# EXCERPT PROVIDED
# Wood/coal stoves and furnances



## Smitty901 (Nov 16, 2012)

Wood/coal stoves and furnances . So many options . Cast , steel, Stoves, Furnaces stand alone add ons. Only one thing I know for sure for me it must be dual coal or wood.
Time has convinced me wood pellet type are out. 
I have wanted to put a smaller Stove up stairs , but this has turn into a lot of work picking the best option. No madder how I look at it the Furnace type make more sense all around safer and more efficient. They just don't look as sexy in the living space.
Cast iron type are dangerous and waste a lot of heat. Flood the thread with your ideas thoughts and systems.


----------



## alterego (Jan 27, 2013)

This is what we have had for ten years now. My brother has one as well. Neither one of us have had a problem other than cracked fire brick.
Wood furnaces : Caddy - E.P.A. wood or wood-electric combination furnace


----------



## Inor (Mar 22, 2013)

# ACTIONS TO TAKE
1. In the stove thread, why does Smitty901 think the furnace type makes more sense than a smaller stove upstairs? Answer in one to three sentences.
2. Turn the entries from the line with "dealer-subwordmark: AUTO OF" through the line with "photo-showroom-trim [428,198,530,203]" into a Markdown table with the columns Row and Line, numbering each line and leaving out blank ones.
The stove thread and the entries come from unrelated sources.

# MATERIAL
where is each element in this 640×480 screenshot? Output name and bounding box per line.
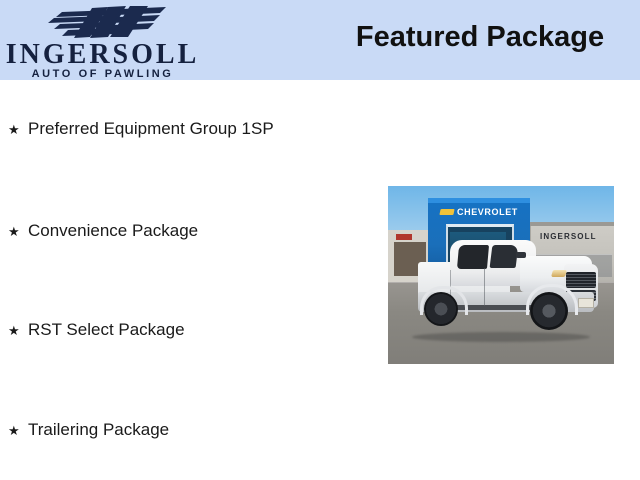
dealer-subwordmark: AUTO OF PAWLING [0,68,205,80]
truck-rear-wheel [424,292,458,326]
truck-rear-window [457,245,489,269]
list-item: ★ Trailering Package [8,419,169,442]
truck-license-plate [578,298,594,308]
photo-showroom-trim [428,198,530,203]
truck-front-window [490,245,519,268]
featured-package-slide: INGERSOLL AUTO OF PAWLING Featured Packa… [0,0,640,480]
dealer-logo: INGERSOLL AUTO OF PAWLING [0,2,210,80]
feature-label: RST Select Package [28,319,185,341]
vehicle-photo: CHEVROLET INGERSOLL [388,186,614,364]
ingersoll-winged-emblem-icon [42,6,170,40]
star-bullet-icon: ★ [8,320,28,342]
feature-label: Convenience Package [28,220,198,242]
truck-front-wheel [530,292,568,330]
list-item: ★ Preferred Equipment Group 1SP [8,118,274,141]
feature-label: Trailering Package [28,419,169,441]
photo-building-sign: INGERSOLL [540,232,597,241]
truck-side-mirror [516,252,526,258]
page-title: Featured Package [330,18,630,56]
photo-dealer-sign: CHEVROLET [457,207,518,217]
truck-shadow [412,332,590,342]
truck-grille-upper [566,272,596,288]
dealer-wordmark: INGERSOLL [0,40,205,70]
star-bullet-icon: ★ [8,119,28,141]
star-bullet-icon: ★ [8,420,28,442]
truck-headlight [551,270,567,277]
photo-left-red-sign [396,234,412,240]
photo-right-building-roof [530,222,614,226]
chevrolet-bowtie-icon [439,209,454,215]
list-item: ★ Convenience Package [8,220,198,243]
feature-label: Preferred Equipment Group 1SP [28,118,274,140]
truck-door-seam [484,268,485,306]
header-band: INGERSOLL AUTO OF PAWLING Featured Packa… [0,0,640,80]
list-item: ★ RST Select Package [8,319,185,342]
feature-list: ★ Preferred Equipment Group 1SP ★ Conven… [0,80,375,480]
star-bullet-icon: ★ [8,221,28,243]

# RESULTS IN ORDER
1. Smitty901 finds the furnace type safer and more efficient all around. The only drawback is that it doesn't look as appealing in the living space.

2.
| Row | Line |
|---|---|
| 1 | dealer-subwordmark: AUTO OF PAWLING [0,68,205,80] |
| 2 | truck-rear-wheel [424,292,458,326] |
| 3 | truck-rear-window [457,245,489,269] |
| 4 | list-item: ★ Trailering Package [8,419,169,442] |
| 5 | truck-license-plate [578,298,594,308] |
| 6 | photo-showroom-trim [428,198,530,203] |